Pixaim é bonito, sim!

Dia desses, conectada a uma rádio FM que só toca música nacional, ouvia “Implicante” (com a cantora e compositora Ana Carolina), cujo refrão tem este questionamento: “De que vale seu cabelo liso e as ideias enroladas dentro da sua cabeça?” E não é que a questão desencadeou em mim algumas reflexões.
Primeiro lembrei que tenho o CD com a referida música. Foi presente de um sobrinho/afilhado que costumava me presentear com CDs, antes do MP3 e do streaming. Então fui até o armário, onde guardo os CDs e peguei o da Ana Carolina. No notebook, selecionei a faixa “Implicante” e, naquele dia ouvi por muitas vezes, enquanto minha cabeça era bombardeada por memórias sobre cabelos.
Especificamente, sobre os mais variados estilos de cabelo afro que circulam com tanta naturalidade e beleza, coisa que não ocorria até pouco tempo. E, consequentemente, sobre o sofrimento das mulheres que tiveram de se submeter a químicas agressivas para que o cabelo ficasse liso. E o pior, nem todas tiveram a sorte de ter um resultado, no mínimo, próximo do esperado. Algumas perderam, inclusive, a vida no procedimento.
Lembrei-me que outro dia, ao entrar numa loja de cosméticos para comprar lixa para unhas, ouço trecho da conversa entre vendedora e cliente. Cliente: – Ah, mas você tem cabelo bom!
Vendedora: – Não, não… ele não é assim, faço chapinha. Eu também tenho cabelo ruim.
Cliente: – Mas o meu nem chapinha resolve. Preciso de um creme que alise pra valer. Meu cabelo é ruim mesmo.
Penso comigo: mas que raio é esse de cabelo bom ou cabelo ruim? Por que um cabelo encaracolado ou pixaim não pode ser bonito, não pode ser bom?

** Dados fornecidos **
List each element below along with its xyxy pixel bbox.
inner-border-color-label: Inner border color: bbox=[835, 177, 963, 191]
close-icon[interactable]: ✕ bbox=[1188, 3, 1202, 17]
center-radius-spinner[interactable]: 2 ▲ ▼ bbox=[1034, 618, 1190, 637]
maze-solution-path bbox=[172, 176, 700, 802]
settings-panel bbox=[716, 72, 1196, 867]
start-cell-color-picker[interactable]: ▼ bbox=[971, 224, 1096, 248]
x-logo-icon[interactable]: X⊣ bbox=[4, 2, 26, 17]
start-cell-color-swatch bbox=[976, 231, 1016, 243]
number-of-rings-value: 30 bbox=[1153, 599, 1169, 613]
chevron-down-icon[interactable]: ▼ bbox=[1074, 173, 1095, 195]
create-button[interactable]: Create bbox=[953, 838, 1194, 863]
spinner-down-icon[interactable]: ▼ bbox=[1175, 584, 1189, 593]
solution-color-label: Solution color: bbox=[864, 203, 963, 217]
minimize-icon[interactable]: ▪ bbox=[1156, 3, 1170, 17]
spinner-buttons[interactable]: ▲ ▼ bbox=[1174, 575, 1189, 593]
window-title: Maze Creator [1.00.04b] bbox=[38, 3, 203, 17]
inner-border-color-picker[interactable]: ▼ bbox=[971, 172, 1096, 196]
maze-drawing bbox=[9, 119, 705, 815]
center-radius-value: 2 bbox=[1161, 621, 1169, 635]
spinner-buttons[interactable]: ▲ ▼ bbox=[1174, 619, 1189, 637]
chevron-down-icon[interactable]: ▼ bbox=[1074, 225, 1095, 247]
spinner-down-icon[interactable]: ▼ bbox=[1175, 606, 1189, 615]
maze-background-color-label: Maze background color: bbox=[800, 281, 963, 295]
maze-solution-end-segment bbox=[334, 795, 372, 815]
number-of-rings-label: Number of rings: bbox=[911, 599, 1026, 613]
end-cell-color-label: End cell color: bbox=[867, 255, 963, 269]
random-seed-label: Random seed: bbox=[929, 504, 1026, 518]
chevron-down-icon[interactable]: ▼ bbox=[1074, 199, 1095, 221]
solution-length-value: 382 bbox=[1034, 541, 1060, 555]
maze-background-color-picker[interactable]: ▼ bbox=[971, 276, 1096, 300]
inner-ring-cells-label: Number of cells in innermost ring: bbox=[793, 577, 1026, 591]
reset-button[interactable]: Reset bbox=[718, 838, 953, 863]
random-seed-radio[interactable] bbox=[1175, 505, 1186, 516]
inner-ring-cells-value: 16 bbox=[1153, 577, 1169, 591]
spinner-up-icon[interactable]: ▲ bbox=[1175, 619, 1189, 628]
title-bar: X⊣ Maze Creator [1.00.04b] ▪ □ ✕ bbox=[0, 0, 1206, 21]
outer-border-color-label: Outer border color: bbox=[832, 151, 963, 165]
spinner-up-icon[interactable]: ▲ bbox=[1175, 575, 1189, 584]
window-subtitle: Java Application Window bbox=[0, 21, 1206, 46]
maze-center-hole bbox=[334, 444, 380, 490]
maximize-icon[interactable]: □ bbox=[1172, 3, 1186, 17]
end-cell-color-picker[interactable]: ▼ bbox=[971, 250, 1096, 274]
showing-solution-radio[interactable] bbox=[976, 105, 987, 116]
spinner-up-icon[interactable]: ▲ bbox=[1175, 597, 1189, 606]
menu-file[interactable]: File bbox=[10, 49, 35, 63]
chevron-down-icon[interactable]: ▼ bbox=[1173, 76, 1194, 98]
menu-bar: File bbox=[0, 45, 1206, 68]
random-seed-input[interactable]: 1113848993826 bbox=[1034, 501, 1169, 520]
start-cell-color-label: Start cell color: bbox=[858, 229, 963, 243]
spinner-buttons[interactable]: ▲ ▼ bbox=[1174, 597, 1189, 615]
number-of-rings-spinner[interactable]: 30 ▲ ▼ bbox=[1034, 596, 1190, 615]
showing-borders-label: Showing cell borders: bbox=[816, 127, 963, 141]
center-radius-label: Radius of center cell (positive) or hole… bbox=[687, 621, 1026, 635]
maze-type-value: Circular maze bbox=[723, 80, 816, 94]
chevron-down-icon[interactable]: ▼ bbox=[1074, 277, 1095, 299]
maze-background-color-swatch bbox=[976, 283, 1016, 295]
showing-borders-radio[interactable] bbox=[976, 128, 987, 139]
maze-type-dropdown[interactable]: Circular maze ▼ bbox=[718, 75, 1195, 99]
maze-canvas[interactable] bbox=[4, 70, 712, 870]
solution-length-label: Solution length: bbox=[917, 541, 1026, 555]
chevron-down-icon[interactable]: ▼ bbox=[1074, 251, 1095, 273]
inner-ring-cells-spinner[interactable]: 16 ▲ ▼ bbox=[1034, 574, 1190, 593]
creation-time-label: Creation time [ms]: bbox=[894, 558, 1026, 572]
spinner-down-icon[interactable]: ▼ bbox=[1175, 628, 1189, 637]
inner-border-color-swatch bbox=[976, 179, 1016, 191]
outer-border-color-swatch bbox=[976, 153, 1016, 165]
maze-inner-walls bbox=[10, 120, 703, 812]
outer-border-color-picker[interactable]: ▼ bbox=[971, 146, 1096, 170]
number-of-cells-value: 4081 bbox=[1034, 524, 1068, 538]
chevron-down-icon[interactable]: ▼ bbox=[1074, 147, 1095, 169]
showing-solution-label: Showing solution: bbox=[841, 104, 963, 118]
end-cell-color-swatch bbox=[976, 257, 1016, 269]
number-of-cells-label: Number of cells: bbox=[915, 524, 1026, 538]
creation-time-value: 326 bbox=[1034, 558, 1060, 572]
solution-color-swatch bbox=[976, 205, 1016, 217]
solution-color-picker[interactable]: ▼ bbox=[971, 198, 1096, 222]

** Praticando a leitura **
1. Segundo o trecho sobre cabelo crespo, o que a vendedora diz fazer no próprio cabelo?
2. Prossiga com o texto sobre cabelo crespo a partir do ponto em que ele termina.
Os registros não são necessários aqui.

** Respostas **
1. Ela diz que faz chapinha.

2.
A conversa mostra que ainda há muitas pessoas reféns de valores enraizados em uma herança colonial racista, que perpetuou o conceito de que cabelo encaracolado, pixaim ou carapinha é sinal de feiura, desleixo. E para reforçar o preconceito contra o cabelo afro surgiu a absurda definição “cabelo ruim”, usada no sentido de denominar o contrário do “cabelo bom” (o liso).
Hoje, essa resistência ao cabelo afro está menor. Muitas pessoas estão assumindo sua cabeleira natural e mostrando que aceitação também propicia a desconstrução de padrões de beleza estabelecidos a partir de uma cultura que não valoriza e nem respeita a diversidade étnica.
No entanto, ainda há muito preconceito e racismo. Até porque, infelizmente, na maioria das vezes, a obsessão por um cabelo liso não é apenas vaidade (o que é mais do que aceitável), mas um desejo preso a um olhar colonial, em que a característica do negro é sempre vista como algo feio, inferior, ruim.
Todavia o cabelo afro também é bonito e pode andar solto, armado ou amarrado por aí, assim como todos os outros tipos de cabelos; liso, ondulado, cacheado… Porque, como diz a música, “o que importa não é o cabelo mas as ideias enroladas dentro de nossas cabeças.”

Nota: A ilustração é parte da série de pinturas Odara, do baiano Muha Bazila, que tem como objetivo valorizar e celebrar a beleza de mulheres negras.